→ **WORK TO BE COMPLETED**
Your task is to copy each line that has the word "injury".

+++ ENTRIES PROVIDED

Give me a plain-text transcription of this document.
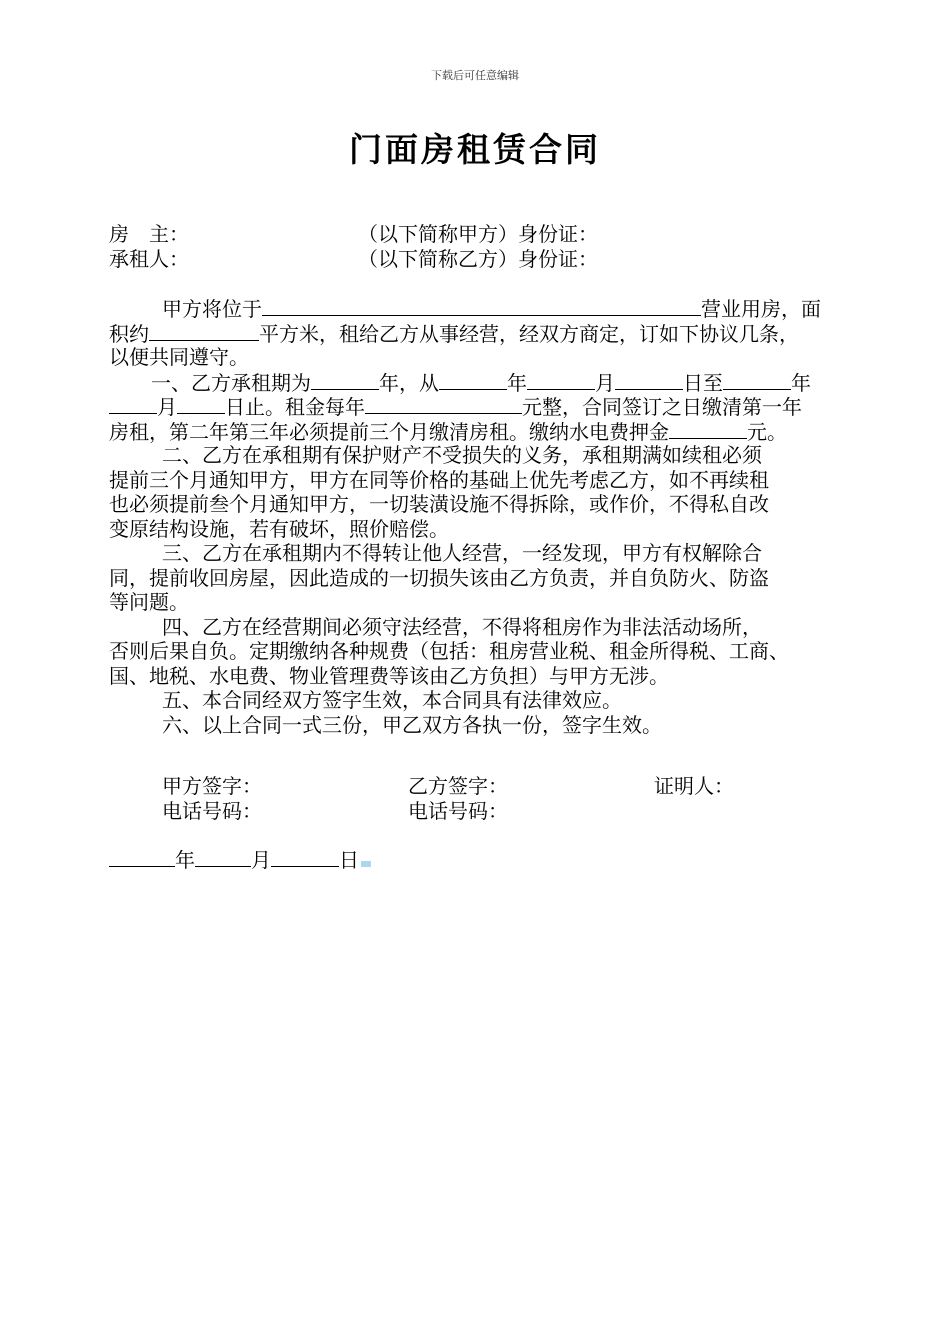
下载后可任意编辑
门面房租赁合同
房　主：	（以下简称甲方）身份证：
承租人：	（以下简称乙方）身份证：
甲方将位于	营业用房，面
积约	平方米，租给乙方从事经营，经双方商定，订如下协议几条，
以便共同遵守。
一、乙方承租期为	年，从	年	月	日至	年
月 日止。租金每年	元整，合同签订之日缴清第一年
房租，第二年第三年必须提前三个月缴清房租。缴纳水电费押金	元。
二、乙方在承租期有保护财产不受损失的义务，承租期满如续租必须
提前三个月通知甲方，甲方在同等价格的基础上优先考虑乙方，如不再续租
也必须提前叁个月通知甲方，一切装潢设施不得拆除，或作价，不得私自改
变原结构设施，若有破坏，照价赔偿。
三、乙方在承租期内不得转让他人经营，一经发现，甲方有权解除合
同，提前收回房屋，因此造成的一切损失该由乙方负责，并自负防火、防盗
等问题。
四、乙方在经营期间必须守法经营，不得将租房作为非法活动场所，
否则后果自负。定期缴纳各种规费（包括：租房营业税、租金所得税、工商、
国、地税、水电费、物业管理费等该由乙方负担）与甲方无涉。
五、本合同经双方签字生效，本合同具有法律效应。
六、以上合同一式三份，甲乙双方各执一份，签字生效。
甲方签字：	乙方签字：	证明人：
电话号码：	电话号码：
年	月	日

++++++
+++ ENTRIES PROVIDED

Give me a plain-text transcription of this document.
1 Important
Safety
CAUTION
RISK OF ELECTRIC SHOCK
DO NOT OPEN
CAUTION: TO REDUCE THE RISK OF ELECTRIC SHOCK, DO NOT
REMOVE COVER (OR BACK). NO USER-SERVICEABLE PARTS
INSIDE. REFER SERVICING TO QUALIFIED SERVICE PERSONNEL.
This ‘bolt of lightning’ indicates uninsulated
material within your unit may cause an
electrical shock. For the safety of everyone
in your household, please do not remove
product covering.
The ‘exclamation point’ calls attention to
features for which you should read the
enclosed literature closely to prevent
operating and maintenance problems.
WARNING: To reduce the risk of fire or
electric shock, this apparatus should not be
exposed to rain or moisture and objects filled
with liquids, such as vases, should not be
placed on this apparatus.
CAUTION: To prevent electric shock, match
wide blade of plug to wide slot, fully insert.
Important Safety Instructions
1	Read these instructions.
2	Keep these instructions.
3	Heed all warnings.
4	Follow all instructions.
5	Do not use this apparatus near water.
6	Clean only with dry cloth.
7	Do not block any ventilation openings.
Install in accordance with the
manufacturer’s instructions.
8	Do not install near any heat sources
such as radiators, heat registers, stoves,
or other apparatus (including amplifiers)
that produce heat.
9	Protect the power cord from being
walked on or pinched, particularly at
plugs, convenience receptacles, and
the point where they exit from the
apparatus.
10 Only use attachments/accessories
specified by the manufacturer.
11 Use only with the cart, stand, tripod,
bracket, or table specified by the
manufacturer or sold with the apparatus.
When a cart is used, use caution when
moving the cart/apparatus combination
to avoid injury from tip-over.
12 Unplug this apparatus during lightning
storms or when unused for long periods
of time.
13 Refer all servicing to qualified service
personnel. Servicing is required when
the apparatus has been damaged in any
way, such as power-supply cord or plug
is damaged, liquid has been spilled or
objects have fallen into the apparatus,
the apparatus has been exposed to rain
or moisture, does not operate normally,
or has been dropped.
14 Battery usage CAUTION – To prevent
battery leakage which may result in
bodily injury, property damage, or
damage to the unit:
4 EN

++++++

→ **ANSWER IN FULL**
to avoid injury from tip-over.
bodily injury, property damage, or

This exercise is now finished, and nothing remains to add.